▶ Given task:
Type the records out again in full, exactly.

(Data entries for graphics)

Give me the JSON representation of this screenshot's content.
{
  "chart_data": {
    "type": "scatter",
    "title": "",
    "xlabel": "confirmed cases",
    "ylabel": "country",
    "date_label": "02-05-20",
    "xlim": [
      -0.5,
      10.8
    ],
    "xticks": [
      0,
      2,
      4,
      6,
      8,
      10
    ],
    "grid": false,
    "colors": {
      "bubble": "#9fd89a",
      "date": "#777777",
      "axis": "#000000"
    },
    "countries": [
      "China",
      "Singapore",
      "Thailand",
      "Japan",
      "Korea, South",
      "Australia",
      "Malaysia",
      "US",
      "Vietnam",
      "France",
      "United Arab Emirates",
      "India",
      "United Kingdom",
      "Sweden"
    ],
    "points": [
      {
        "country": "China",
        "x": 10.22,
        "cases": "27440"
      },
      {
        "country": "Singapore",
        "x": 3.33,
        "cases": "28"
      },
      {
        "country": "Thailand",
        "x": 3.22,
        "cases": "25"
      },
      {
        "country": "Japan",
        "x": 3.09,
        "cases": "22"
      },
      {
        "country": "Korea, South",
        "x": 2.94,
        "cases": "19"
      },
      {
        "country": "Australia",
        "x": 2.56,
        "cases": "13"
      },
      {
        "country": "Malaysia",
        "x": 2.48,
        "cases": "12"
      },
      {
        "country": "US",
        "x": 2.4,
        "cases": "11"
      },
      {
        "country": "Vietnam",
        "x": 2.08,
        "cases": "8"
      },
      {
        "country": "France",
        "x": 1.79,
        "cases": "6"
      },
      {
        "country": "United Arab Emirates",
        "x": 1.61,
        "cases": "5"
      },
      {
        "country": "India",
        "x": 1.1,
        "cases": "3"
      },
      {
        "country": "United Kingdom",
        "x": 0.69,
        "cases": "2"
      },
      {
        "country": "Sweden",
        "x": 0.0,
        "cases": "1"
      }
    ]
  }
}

▶ Exercise result:
Give me the JSON representation of this screenshot's content.
{
  "chart_data": {
    "type": "scatter",
    "title": "",
    "xlabel": "confirmed cases",
    "ylabel": "country",
    "date_label": "02-05-20",
    "xlim": [
      -0.5,
      10.8
    ],
    "xticks": [
      0,
      2,
      4,
      6,
      8,
      10
    ],
    "grid": false,
    "colors": {
      "bubble": "#9fd89a",
      "date": "#777777",
      "axis": "#000000"
    },
    "countries": [
      "China",
      "Singapore",
      "Thailand",
      "Japan",
      "Korea, South",
      "Australia",
      "Malaysia",
      "US",
      "Vietnam",
      "France",
      "United Arab Emirates",
      "India",
      "United Kingdom",
      "Sweden"
    ],
    "points": [
      {
        "country": "China",
        "x": 10.22,
        "cases": "27440"
      },
      {
        "country": "Singapore",
        "x": 3.33,
        "cases": "28"
      },
      {
        "country": "Thailand",
        "x": 3.22,
        "cases": "25"
      },
      {
        "country": "Japan",
        "x": 3.09,
        "cases": "22"
      },
      {
        "country": "Korea, South",
        "x": 2.94,
        "cases": "19"
      },
      {
        "country": "Australia",
        "x": 2.56,
        "cases": "13"
      },
      {
        "country": "Malaysia",
        "x": 2.48,
        "cases": "12"
      },
      {
        "country": "US",
        "x": 2.4,
        "cases": "11"
      },
      {
        "country": "Vietnam",
        "x": 2.08,
        "cases": "8"
      },
      {
        "country": "France",
        "x": 1.79,
        "cases": "6"
      },
      {
        "country": "United Arab Emirates",
        "x": 1.61,
        "cases": "5"
      },
      {
        "country": "India",
        "x": 1.1,
        "cases": "3"
      },
      {
        "country": "United Kingdom",
        "x": 0.69,
        "cases": "2"
      },
      {
        "country": "Sweden",
        "x": 0.0,
        "cases": "1"
      }
    ]
  }
}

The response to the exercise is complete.